### Exercise directions
Keep every line where the word "term" appears; drop the rest.

### Data listing
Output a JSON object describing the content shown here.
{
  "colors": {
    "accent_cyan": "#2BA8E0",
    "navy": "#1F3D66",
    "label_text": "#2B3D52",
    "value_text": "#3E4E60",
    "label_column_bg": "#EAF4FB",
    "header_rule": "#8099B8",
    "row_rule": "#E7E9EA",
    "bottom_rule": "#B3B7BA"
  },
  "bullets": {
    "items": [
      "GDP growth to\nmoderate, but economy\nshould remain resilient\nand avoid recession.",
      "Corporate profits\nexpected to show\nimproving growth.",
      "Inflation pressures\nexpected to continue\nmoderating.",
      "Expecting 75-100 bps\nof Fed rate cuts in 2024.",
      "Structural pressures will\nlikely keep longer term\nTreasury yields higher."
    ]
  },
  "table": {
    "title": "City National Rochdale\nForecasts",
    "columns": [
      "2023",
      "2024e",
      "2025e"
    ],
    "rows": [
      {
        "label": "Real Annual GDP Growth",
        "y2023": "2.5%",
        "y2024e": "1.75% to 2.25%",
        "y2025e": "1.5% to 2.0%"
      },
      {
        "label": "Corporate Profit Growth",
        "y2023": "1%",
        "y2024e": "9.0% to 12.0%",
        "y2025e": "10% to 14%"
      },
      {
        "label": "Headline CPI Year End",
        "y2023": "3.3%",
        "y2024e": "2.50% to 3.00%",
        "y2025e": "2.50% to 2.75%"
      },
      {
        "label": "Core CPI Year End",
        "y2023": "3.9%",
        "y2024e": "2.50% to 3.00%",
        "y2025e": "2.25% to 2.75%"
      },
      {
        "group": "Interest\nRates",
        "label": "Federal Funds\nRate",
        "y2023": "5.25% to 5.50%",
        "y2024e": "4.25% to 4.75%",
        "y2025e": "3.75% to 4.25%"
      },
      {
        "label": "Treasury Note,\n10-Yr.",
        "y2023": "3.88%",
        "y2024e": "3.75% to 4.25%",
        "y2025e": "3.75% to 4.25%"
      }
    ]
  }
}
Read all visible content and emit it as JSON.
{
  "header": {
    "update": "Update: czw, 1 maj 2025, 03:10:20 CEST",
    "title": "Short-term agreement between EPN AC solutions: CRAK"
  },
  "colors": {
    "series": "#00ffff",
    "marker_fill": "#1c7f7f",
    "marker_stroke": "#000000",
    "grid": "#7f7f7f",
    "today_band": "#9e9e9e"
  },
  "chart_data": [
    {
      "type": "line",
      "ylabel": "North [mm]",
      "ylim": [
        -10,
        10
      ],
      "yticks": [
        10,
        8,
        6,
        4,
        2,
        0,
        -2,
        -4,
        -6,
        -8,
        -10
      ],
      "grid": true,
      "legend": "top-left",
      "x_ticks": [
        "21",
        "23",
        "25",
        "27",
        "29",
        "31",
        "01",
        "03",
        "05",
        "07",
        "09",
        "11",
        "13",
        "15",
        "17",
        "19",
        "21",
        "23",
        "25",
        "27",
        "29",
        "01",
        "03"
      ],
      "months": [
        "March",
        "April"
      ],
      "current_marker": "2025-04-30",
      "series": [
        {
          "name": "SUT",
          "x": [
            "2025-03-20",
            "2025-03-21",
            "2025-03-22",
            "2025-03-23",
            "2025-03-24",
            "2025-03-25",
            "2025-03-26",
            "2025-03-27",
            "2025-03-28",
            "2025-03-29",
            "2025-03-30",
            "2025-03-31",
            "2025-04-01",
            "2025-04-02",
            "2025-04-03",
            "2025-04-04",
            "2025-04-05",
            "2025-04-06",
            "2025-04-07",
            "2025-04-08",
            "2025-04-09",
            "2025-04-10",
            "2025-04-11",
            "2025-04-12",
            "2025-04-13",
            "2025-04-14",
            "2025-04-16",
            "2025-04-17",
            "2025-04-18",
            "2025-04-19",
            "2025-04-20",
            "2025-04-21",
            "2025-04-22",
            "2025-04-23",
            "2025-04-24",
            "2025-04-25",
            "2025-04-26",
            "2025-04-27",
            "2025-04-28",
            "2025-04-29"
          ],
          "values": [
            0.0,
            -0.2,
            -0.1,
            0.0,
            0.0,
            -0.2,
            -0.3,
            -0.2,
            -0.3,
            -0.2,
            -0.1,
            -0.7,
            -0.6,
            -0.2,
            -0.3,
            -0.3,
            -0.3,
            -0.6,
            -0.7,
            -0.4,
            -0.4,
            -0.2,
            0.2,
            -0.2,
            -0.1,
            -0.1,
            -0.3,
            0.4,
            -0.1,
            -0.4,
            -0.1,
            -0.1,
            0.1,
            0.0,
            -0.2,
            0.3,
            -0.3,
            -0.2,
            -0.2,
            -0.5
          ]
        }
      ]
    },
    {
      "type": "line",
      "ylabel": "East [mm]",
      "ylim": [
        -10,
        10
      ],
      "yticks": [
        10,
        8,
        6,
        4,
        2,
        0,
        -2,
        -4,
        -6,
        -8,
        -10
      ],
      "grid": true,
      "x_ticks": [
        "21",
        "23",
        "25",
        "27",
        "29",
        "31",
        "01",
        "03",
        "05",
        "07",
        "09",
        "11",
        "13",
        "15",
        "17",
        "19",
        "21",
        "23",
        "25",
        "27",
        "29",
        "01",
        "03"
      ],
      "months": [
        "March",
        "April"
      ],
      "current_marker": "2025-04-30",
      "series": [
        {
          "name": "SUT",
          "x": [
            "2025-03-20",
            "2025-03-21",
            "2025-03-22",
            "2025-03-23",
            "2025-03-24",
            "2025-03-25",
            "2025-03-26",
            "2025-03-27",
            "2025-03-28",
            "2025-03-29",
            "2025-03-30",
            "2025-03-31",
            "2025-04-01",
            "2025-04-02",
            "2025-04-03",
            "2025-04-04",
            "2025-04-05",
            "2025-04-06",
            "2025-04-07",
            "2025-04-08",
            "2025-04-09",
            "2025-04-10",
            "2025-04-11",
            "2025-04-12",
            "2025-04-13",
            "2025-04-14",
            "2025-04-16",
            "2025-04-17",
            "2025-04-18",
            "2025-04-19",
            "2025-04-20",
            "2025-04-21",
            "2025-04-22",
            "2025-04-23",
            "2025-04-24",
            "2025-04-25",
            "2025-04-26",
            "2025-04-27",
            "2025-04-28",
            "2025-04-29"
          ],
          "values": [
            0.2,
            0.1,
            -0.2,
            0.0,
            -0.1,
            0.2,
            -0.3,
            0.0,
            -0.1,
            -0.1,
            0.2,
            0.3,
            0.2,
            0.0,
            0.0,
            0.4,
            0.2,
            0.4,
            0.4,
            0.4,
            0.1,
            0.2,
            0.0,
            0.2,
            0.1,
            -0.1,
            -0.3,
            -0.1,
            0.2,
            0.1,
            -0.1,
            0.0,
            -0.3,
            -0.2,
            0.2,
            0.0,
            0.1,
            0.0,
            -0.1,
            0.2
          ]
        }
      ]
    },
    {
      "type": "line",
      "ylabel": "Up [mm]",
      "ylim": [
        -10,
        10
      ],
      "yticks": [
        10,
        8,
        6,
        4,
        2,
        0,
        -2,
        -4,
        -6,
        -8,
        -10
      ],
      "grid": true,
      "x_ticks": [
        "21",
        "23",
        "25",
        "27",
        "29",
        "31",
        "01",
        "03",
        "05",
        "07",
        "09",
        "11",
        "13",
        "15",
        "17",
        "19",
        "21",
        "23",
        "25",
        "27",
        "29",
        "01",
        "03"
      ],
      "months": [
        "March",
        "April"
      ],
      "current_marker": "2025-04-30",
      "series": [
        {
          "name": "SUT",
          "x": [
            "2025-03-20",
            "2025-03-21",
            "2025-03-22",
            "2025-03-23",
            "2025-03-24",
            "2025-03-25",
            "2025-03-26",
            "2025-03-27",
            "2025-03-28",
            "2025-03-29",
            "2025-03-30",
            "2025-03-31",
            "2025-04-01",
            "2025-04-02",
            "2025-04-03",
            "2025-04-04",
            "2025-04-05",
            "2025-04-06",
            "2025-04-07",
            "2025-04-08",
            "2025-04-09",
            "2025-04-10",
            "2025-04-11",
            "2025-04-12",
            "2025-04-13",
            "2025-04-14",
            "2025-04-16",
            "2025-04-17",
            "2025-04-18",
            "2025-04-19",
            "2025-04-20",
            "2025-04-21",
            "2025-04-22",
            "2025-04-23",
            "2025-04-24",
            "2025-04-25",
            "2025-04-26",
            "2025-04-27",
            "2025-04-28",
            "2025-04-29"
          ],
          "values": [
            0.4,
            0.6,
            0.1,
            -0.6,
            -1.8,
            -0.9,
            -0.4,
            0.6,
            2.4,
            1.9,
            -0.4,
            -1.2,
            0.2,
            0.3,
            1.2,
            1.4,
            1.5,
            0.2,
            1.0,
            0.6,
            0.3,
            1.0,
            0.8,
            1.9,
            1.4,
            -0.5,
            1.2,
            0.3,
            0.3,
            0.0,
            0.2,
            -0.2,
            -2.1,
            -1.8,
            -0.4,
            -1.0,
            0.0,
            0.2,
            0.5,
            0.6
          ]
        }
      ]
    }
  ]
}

### Completed task
      "Structural pressures will\nlikely keep longer term\nTreasury yields higher."
    "title": "Short-term agreement between EPN AC solutions: CRAK"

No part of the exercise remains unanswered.